**Requirement**
Search the data below for the word "false" and copy each line that holds it.

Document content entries
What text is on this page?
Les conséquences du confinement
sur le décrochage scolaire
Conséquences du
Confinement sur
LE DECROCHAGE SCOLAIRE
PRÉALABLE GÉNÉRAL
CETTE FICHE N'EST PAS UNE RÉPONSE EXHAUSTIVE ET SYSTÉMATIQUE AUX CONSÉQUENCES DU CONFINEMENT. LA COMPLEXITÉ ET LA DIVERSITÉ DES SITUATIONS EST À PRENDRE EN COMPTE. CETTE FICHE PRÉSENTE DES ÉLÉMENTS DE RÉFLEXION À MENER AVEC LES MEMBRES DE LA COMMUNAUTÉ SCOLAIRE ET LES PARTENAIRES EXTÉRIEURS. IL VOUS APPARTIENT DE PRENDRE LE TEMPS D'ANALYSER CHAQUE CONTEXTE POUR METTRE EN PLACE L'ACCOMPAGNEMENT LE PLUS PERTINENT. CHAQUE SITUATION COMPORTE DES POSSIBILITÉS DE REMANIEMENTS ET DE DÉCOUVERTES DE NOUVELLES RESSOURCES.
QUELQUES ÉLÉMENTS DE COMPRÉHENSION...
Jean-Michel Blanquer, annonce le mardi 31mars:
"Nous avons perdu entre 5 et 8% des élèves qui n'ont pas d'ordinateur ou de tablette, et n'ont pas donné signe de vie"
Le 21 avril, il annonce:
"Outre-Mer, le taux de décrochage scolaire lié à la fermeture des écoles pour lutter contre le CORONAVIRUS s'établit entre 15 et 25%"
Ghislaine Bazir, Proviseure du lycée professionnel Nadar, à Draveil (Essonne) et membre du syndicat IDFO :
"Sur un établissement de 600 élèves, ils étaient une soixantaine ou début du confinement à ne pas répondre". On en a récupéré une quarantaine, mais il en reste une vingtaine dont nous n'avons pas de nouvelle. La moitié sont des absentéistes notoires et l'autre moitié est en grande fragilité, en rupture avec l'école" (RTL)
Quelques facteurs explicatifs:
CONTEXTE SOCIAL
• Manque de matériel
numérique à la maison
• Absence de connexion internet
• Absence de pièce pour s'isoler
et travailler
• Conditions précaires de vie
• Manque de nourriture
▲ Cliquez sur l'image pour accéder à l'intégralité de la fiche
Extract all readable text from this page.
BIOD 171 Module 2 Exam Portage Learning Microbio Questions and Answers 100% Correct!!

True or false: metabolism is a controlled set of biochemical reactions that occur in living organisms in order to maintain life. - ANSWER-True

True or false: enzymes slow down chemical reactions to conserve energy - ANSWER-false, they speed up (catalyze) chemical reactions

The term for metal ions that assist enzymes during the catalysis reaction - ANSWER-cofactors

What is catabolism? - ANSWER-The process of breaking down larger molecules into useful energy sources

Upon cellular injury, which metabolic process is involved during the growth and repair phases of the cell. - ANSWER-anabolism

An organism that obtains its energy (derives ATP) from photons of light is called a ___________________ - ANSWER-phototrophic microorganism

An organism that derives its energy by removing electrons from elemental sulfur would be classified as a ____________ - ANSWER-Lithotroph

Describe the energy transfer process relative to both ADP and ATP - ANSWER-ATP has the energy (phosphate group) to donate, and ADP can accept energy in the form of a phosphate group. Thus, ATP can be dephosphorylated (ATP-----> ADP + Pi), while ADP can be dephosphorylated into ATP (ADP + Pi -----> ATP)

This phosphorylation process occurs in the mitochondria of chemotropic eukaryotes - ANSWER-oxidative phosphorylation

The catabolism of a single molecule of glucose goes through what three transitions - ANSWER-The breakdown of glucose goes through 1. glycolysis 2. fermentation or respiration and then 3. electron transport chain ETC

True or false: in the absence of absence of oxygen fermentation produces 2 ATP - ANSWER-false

**Solution to this problem**
True or false: metabolism is a controlled set of biochemical reactions that occur in living organisms in order to maintain life. - ANSWER-True
True or false: enzymes slow down chemical reactions to conserve energy - ANSWER-false, they speed up (catalyze) chemical reactions
True or false: in the absence of absence of oxygen fermentation produces 2 ATP - ANSWER-false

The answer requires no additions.